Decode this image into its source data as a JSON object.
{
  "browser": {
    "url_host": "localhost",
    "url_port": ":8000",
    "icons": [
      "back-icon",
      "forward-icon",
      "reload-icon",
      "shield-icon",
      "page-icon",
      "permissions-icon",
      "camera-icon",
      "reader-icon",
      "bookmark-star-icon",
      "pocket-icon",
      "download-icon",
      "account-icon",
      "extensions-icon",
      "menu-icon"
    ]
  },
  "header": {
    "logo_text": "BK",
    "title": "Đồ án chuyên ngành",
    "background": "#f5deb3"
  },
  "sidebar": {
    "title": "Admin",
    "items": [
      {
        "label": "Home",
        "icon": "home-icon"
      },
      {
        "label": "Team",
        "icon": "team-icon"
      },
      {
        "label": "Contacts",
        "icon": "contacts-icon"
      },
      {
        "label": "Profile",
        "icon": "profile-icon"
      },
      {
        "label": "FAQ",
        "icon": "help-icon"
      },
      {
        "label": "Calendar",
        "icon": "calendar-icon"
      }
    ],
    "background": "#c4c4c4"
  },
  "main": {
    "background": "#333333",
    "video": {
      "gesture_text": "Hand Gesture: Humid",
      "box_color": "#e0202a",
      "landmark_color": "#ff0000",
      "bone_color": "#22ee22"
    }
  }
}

· · · · · · ·

• [Problem description]
Write out the data again, exactly and in full.

• [Response]
Decode this image into its source data as a JSON object.
{
  "browser": {
    "url_host": "localhost",
    "url_port": ":8000",
    "icons": [
      "back-icon",
      "forward-icon",
      "reload-icon",
      "shield-icon",
      "page-icon",
      "permissions-icon",
      "camera-icon",
      "reader-icon",
      "bookmark-star-icon",
      "pocket-icon",
      "download-icon",
      "account-icon",
      "extensions-icon",
      "menu-icon"
    ]
  },
  "header": {
    "logo_text": "BK",
    "title": "Đồ án chuyên ngành",
    "background": "#f5deb3"
  },
  "sidebar": {
    "title": "Admin",
    "items": [
      {
        "label": "Home",
        "icon": "home-icon"
      },
      {
        "label": "Team",
        "icon": "team-icon"
      },
      {
        "label": "Contacts",
        "icon": "contacts-icon"
      },
      {
        "label": "Profile",
        "icon": "profile-icon"
      },
      {
        "label": "FAQ",
        "icon": "help-icon"
      },
      {
        "label": "Calendar",
        "icon": "calendar-icon"
      }
    ],
    "background": "#c4c4c4"
  },
  "main": {
    "background": "#333333",
    "video": {
      "gesture_text": "Hand Gesture: Humid",
      "box_color": "#e0202a",
      "landmark_color": "#ff0000",
      "bone_color": "#22ee22"
    }
  }
}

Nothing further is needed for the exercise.